[Aim] Exclude all pictures, then copy each of the records exactly as written.

########################################

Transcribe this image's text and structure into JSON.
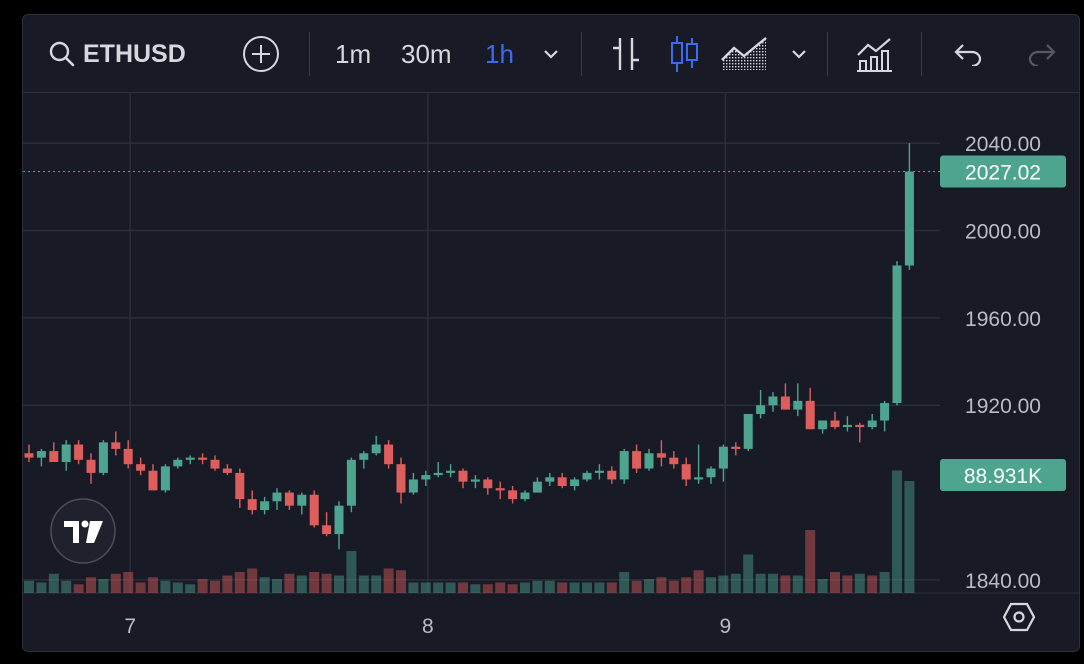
{
  "toolbar": {
    "symbol": "ETHUSD",
    "intervals": [
      "1m",
      "30m",
      "1h"
    ],
    "active_interval": "1h",
    "icons": [
      "search-icon",
      "add-circle-icon",
      "chevron-down-icon",
      "bar-chart-icon",
      "candlestick-icon",
      "area-chart-icon",
      "chevron-down-icon",
      "indicators-icon",
      "undo-icon",
      "redo-icon"
    ]
  },
  "colors": {
    "up": "#4ea58f",
    "down": "#de5e5e",
    "active": "#3b6cf0",
    "text": "#d6d8de",
    "axis_text": "#b8bcc6"
  },
  "badges": {
    "price_label": "2027.02",
    "volume_label": "88.931K"
  },
  "chart_data": {
    "type": "candlestick",
    "title": "",
    "y_ticks": [
      "2040.00",
      "2000.00",
      "1960.00",
      "1920.00",
      "1840.00"
    ],
    "x_ticks": [
      "7",
      "8",
      "9"
    ],
    "ylim": [
      1834,
      2063
    ],
    "grid": true,
    "last_price": 2027.02,
    "last_volume": "88.931K",
    "ohlc": [
      [
        1898,
        1902,
        1894,
        1896
      ],
      [
        1896,
        1900,
        1892,
        1899
      ],
      [
        1899,
        1903,
        1895,
        1894
      ],
      [
        1894,
        1904,
        1890,
        1902
      ],
      [
        1902,
        1904,
        1893,
        1895
      ],
      [
        1895,
        1898,
        1884,
        1889
      ],
      [
        1889,
        1904,
        1888,
        1903
      ],
      [
        1903,
        1908,
        1897,
        1900
      ],
      [
        1900,
        1904,
        1891,
        1893
      ],
      [
        1893,
        1896,
        1888,
        1890
      ],
      [
        1890,
        1893,
        1881,
        1881
      ],
      [
        1881,
        1893,
        1880,
        1892
      ],
      [
        1892,
        1896,
        1891,
        1895
      ],
      [
        1895,
        1897,
        1893,
        1896
      ],
      [
        1896,
        1898,
        1893,
        1895
      ],
      [
        1895,
        1897,
        1890,
        1891
      ],
      [
        1891,
        1893,
        1888,
        1889
      ],
      [
        1889,
        1891,
        1873,
        1877
      ],
      [
        1877,
        1881,
        1870,
        1872
      ],
      [
        1872,
        1878,
        1870,
        1876
      ],
      [
        1876,
        1882,
        1872,
        1880
      ],
      [
        1880,
        1881,
        1872,
        1874
      ],
      [
        1874,
        1880,
        1870,
        1879
      ],
      [
        1879,
        1881,
        1864,
        1865
      ],
      [
        1865,
        1871,
        1860,
        1861
      ],
      [
        1861,
        1876,
        1854,
        1874
      ],
      [
        1874,
        1896,
        1871,
        1895
      ],
      [
        1895,
        1899,
        1891,
        1898
      ],
      [
        1898,
        1906,
        1897,
        1902
      ],
      [
        1902,
        1904,
        1891,
        1893
      ],
      [
        1893,
        1896,
        1875,
        1880
      ],
      [
        1880,
        1889,
        1879,
        1886
      ],
      [
        1886,
        1890,
        1883,
        1888
      ],
      [
        1888,
        1894,
        1887,
        1889
      ],
      [
        1889,
        1893,
        1887,
        1890
      ],
      [
        1890,
        1891,
        1882,
        1885
      ],
      [
        1885,
        1888,
        1882,
        1886
      ],
      [
        1886,
        1887,
        1879,
        1882
      ],
      [
        1882,
        1885,
        1877,
        1881
      ],
      [
        1881,
        1883,
        1875,
        1877
      ],
      [
        1877,
        1881,
        1876,
        1880
      ],
      [
        1880,
        1887,
        1880,
        1885
      ],
      [
        1885,
        1889,
        1883,
        1887
      ],
      [
        1887,
        1889,
        1882,
        1883
      ],
      [
        1883,
        1887,
        1881,
        1886
      ],
      [
        1886,
        1890,
        1885,
        1889
      ],
      [
        1889,
        1893,
        1886,
        1890
      ],
      [
        1890,
        1892,
        1884,
        1886
      ],
      [
        1886,
        1900,
        1884,
        1899
      ],
      [
        1899,
        1902,
        1889,
        1891
      ],
      [
        1891,
        1900,
        1890,
        1898
      ],
      [
        1898,
        1904,
        1892,
        1896
      ],
      [
        1896,
        1899,
        1891,
        1893
      ],
      [
        1893,
        1896,
        1883,
        1886
      ],
      [
        1886,
        1902,
        1884,
        1887
      ],
      [
        1887,
        1892,
        1884,
        1891
      ],
      [
        1891,
        1902,
        1885,
        1901
      ],
      [
        1901,
        1903,
        1897,
        1900
      ],
      [
        1900,
        1916,
        1899,
        1916
      ],
      [
        1916,
        1927,
        1914,
        1920
      ],
      [
        1920,
        1926,
        1917,
        1924
      ],
      [
        1924,
        1930,
        1918,
        1918
      ],
      [
        1918,
        1930,
        1915,
        1922
      ],
      [
        1922,
        1928,
        1909,
        1909
      ],
      [
        1909,
        1913,
        1907,
        1913
      ],
      [
        1913,
        1917,
        1909,
        1910
      ],
      [
        1910,
        1915,
        1908,
        1911
      ],
      [
        1911,
        1912,
        1903,
        1910
      ],
      [
        1910,
        1916,
        1909,
        1913
      ],
      [
        1913,
        1922,
        1908,
        1921
      ],
      [
        1921,
        1986,
        1920,
        1984
      ],
      [
        1984,
        2040,
        1982,
        2027.02
      ]
    ],
    "volume": [
      [
        7,
        0
      ],
      [
        6,
        0
      ],
      [
        11,
        0
      ],
      [
        7,
        0
      ],
      [
        5,
        1
      ],
      [
        9,
        1
      ],
      [
        8,
        0
      ],
      [
        11,
        1
      ],
      [
        12,
        1
      ],
      [
        6,
        1
      ],
      [
        9,
        1
      ],
      [
        7,
        0
      ],
      [
        6,
        0
      ],
      [
        5,
        0
      ],
      [
        8,
        1
      ],
      [
        7,
        1
      ],
      [
        10,
        1
      ],
      [
        12,
        1
      ],
      [
        14,
        1
      ],
      [
        9,
        0
      ],
      [
        8,
        0
      ],
      [
        11,
        1
      ],
      [
        10,
        0
      ],
      [
        12,
        1
      ],
      [
        11,
        1
      ],
      [
        10,
        0
      ],
      [
        24,
        0
      ],
      [
        10,
        0
      ],
      [
        10,
        0
      ],
      [
        14,
        1
      ],
      [
        13,
        1
      ],
      [
        6,
        0
      ],
      [
        6,
        0
      ],
      [
        6,
        0
      ],
      [
        6,
        0
      ],
      [
        6,
        1
      ],
      [
        5,
        0
      ],
      [
        5,
        1
      ],
      [
        6,
        1
      ],
      [
        5,
        1
      ],
      [
        6,
        0
      ],
      [
        7,
        0
      ],
      [
        7,
        0
      ],
      [
        6,
        1
      ],
      [
        6,
        0
      ],
      [
        6,
        0
      ],
      [
        6,
        0
      ],
      [
        6,
        1
      ],
      [
        12,
        0
      ],
      [
        7,
        1
      ],
      [
        8,
        0
      ],
      [
        9,
        1
      ],
      [
        7,
        1
      ],
      [
        9,
        1
      ],
      [
        13,
        1
      ],
      [
        9,
        0
      ],
      [
        10,
        0
      ],
      [
        11,
        0
      ],
      [
        22,
        0
      ],
      [
        11,
        0
      ],
      [
        11,
        0
      ],
      [
        10,
        1
      ],
      [
        10,
        0
      ],
      [
        36,
        1
      ],
      [
        8,
        0
      ],
      [
        12,
        1
      ],
      [
        10,
        1
      ],
      [
        11,
        0
      ],
      [
        10,
        1
      ],
      [
        12,
        0
      ],
      [
        70,
        0
      ],
      [
        64,
        0
      ]
    ]
  }
}
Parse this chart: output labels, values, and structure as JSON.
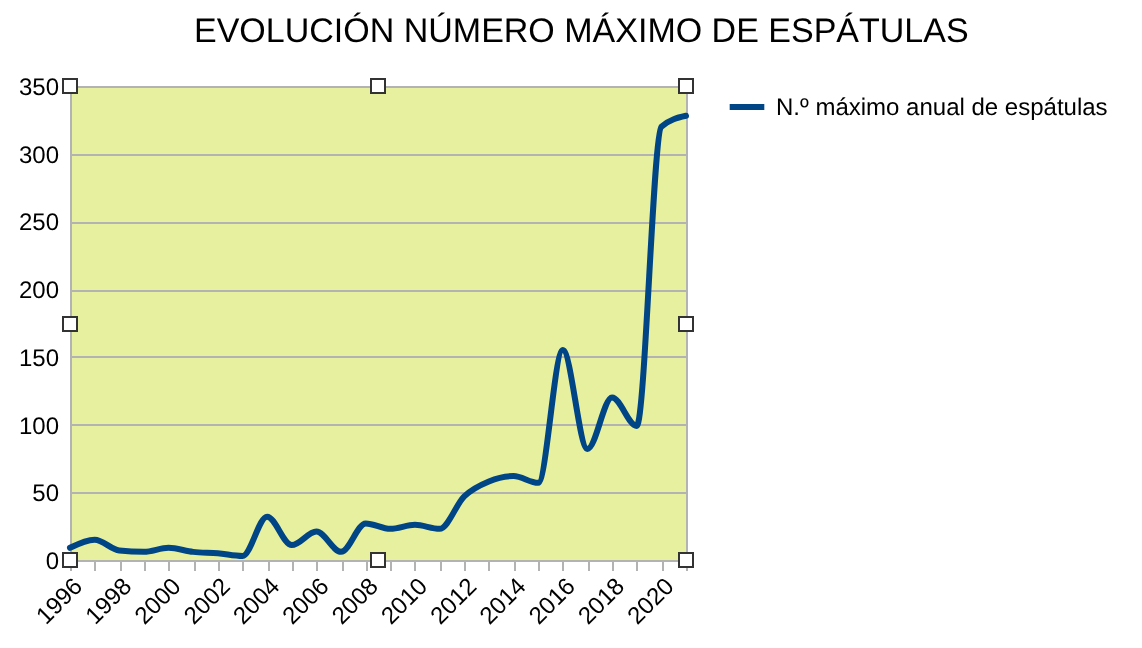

########################################

[Response to the exercise]
Transcribe this image's text and structure into JSON.
{
  "toolbar": {
    "symbol": "ETHUSD",
    "intervals": [
      "1m",
      "30m",
      "1h"
    ],
    "active_interval": "1h",
    "icons": [
      "search-icon",
      "add-circle-icon",
      "chevron-down-icon",
      "bar-chart-icon",
      "candlestick-icon",
      "area-chart-icon",
      "chevron-down-icon",
      "indicators-icon",
      "undo-icon",
      "redo-icon"
    ]
  },
  "colors": {
    "up": "#4ea58f",
    "down": "#de5e5e",
    "active": "#3b6cf0",
    "text": "#d6d8de",
    "axis_text": "#b8bcc6"
  },
  "badges": {
    "price_label": "2027.02",
    "volume_label": "88.931K"
  },
  "chart_data": {
    "type": "candlestick",
    "title": "",
    "y_ticks": [
      "2040.00",
      "2000.00",
      "1960.00",
      "1920.00",
      "1840.00"
    ],
    "x_ticks": [
      "7",
      "8",
      "9"
    ],
    "ylim": [
      1834,
      2063
    ],
    "grid": true,
    "last_price": 2027.02,
    "last_volume": "88.931K",
    "ohlc": [
      [
        1898,
        1902,
        1894,
        1896
      ],
      [
        1896,
        1900,
        1892,
        1899
      ],
      [
        1899,
        1903,
        1895,
        1894
      ],
      [
        1894,
        1904,
        1890,
        1902
      ],
      [
        1902,
        1904,
        1893,
        1895
      ],
      [
        1895,
        1898,
        1884,
        1889
      ],
      [
        1889,
        1904,
        1888,
        1903
      ],
      [
        1903,
        1908,
        1897,
        1900
      ],
      [
        1900,
        1904,
        1891,
        1893
      ],
      [
        1893,
        1896,
        1888,
        1890
      ],
      [
        1890,
        1893,
        1881,
        1881
      ],
      [
        1881,
        1893,
        1880,
        1892
      ],
      [
        1892,
        1896,
        1891,
        1895
      ],
      [
        1895,
        1897,
        1893,
        1896
      ],
      [
        1896,
        1898,
        1893,
        1895
      ],
      [
        1895,
        1897,
        1890,
        1891
      ],
      [
        1891,
        1893,
        1888,
        1889
      ],
      [
        1889,
        1891,
        1873,
        1877
      ],
      [
        1877,
        1881,
        1870,
        1872
      ],
      [
        1872,
        1878,
        1870,
        1876
      ],
      [
        1876,
        1882,
        1872,
        1880
      ],
      [
        1880,
        1881,
        1872,
        1874
      ],
      [
        1874,
        1880,
        1870,
        1879
      ],
      [
        1879,
        1881,
        1864,
        1865
      ],
      [
        1865,
        1871,
        1860,
        1861
      ],
      [
        1861,
        1876,
        1854,
        1874
      ],
      [
        1874,
        1896,
        1871,
        1895
      ],
      [
        1895,
        1899,
        1891,
        1898
      ],
      [
        1898,
        1906,
        1897,
        1902
      ],
      [
        1902,
        1904,
        1891,
        1893
      ],
      [
        1893,
        1896,
        1875,
        1880
      ],
      [
        1880,
        1889,
        1879,
        1886
      ],
      [
        1886,
        1890,
        1883,
        1888
      ],
      [
        1888,
        1894,
        1887,
        1889
      ],
      [
        1889,
        1893,
        1887,
        1890
      ],
      [
        1890,
        1891,
        1882,
        1885
      ],
      [
        1885,
        1888,
        1882,
        1886
      ],
      [
        1886,
        1887,
        1879,
        1882
      ],
      [
        1882,
        1885,
        1877,
        1881
      ],
      [
        1881,
        1883,
        1875,
        1877
      ],
      [
        1877,
        1881,
        1876,
        1880
      ],
      [
        1880,
        1887,
        1880,
        1885
      ],
      [
        1885,
        1889,
        1883,
        1887
      ],
      [
        1887,
        1889,
        1882,
        1883
      ],
      [
        1883,
        1887,
        1881,
        1886
      ],
      [
        1886,
        1890,
        1885,
        1889
      ],
      [
        1889,
        1893,
        1886,
        1890
      ],
      [
        1890,
        1892,
        1884,
        1886
      ],
      [
        1886,
        1900,
        1884,
        1899
      ],
      [
        1899,
        1902,
        1889,
        1891
      ],
      [
        1891,
        1900,
        1890,
        1898
      ],
      [
        1898,
        1904,
        1892,
        1896
      ],
      [
        1896,
        1899,
        1891,
        1893
      ],
      [
        1893,
        1896,
        1883,
        1886
      ],
      [
        1886,
        1902,
        1884,
        1887
      ],
      [
        1887,
        1892,
        1884,
        1891
      ],
      [
        1891,
        1902,
        1885,
        1901
      ],
      [
        1901,
        1903,
        1897,
        1900
      ],
      [
        1900,
        1916,
        1899,
        1916
      ],
      [
        1916,
        1927,
        1914,
        1920
      ],
      [
        1920,
        1926,
        1917,
        1924
      ],
      [
        1924,
        1930,
        1918,
        1918
      ],
      [
        1918,
        1930,
        1915,
        1922
      ],
      [
        1922,
        1928,
        1909,
        1909
      ],
      [
        1909,
        1913,
        1907,
        1913
      ],
      [
        1913,
        1917,
        1909,
        1910
      ],
      [
        1910,
        1915,
        1908,
        1911
      ],
      [
        1911,
        1912,
        1903,
        1910
      ],
      [
        1910,
        1916,
        1909,
        1913
      ],
      [
        1913,
        1922,
        1908,
        1921
      ],
      [
        1921,
        1986,
        1920,
        1984
      ],
      [
        1984,
        2040,
        1982,
        2027.02
      ]
    ],
    "volume": [
      [
        7,
        0
      ],
      [
        6,
        0
      ],
      [
        11,
        0
      ],
      [
        7,
        0
      ],
      [
        5,
        1
      ],
      [
        9,
        1
      ],
      [
        8,
        0
      ],
      [
        11,
        1
      ],
      [
        12,
        1
      ],
      [
        6,
        1
      ],
      [
        9,
        1
      ],
      [
        7,
        0
      ],
      [
        6,
        0
      ],
      [
        5,
        0
      ],
      [
        8,
        1
      ],
      [
        7,
        1
      ],
      [
        10,
        1
      ],
      [
        12,
        1
      ],
      [
        14,
        1
      ],
      [
        9,
        0
      ],
      [
        8,
        0
      ],
      [
        11,
        1
      ],
      [
        10,
        0
      ],
      [
        12,
        1
      ],
      [
        11,
        1
      ],
      [
        10,
        0
      ],
      [
        24,
        0
      ],
      [
        10,
        0
      ],
      [
        10,
        0
      ],
      [
        14,
        1
      ],
      [
        13,
        1
      ],
      [
        6,
        0
      ],
      [
        6,
        0
      ],
      [
        6,
        0
      ],
      [
        6,
        0
      ],
      [
        6,
        1
      ],
      [
        5,
        0
      ],
      [
        5,
        1
      ],
      [
        6,
        1
      ],
      [
        5,
        1
      ],
      [
        6,
        0
      ],
      [
        7,
        0
      ],
      [
        7,
        0
      ],
      [
        6,
        1
      ],
      [
        6,
        0
      ],
      [
        6,
        0
      ],
      [
        6,
        0
      ],
      [
        6,
        1
      ],
      [
        12,
        0
      ],
      [
        7,
        1
      ],
      [
        8,
        0
      ],
      [
        9,
        1
      ],
      [
        7,
        1
      ],
      [
        9,
        1
      ],
      [
        13,
        1
      ],
      [
        9,
        0
      ],
      [
        10,
        0
      ],
      [
        11,
        0
      ],
      [
        22,
        0
      ],
      [
        11,
        0
      ],
      [
        11,
        0
      ],
      [
        10,
        1
      ],
      [
        10,
        0
      ],
      [
        36,
        1
      ],
      [
        8,
        0
      ],
      [
        12,
        1
      ],
      [
        10,
        1
      ],
      [
        11,
        0
      ],
      [
        10,
        1
      ],
      [
        12,
        0
      ],
      [
        70,
        0
      ],
      [
        64,
        0
      ]
    ]
  }
}
Parse this chart: output labels, values, and structure as JSON.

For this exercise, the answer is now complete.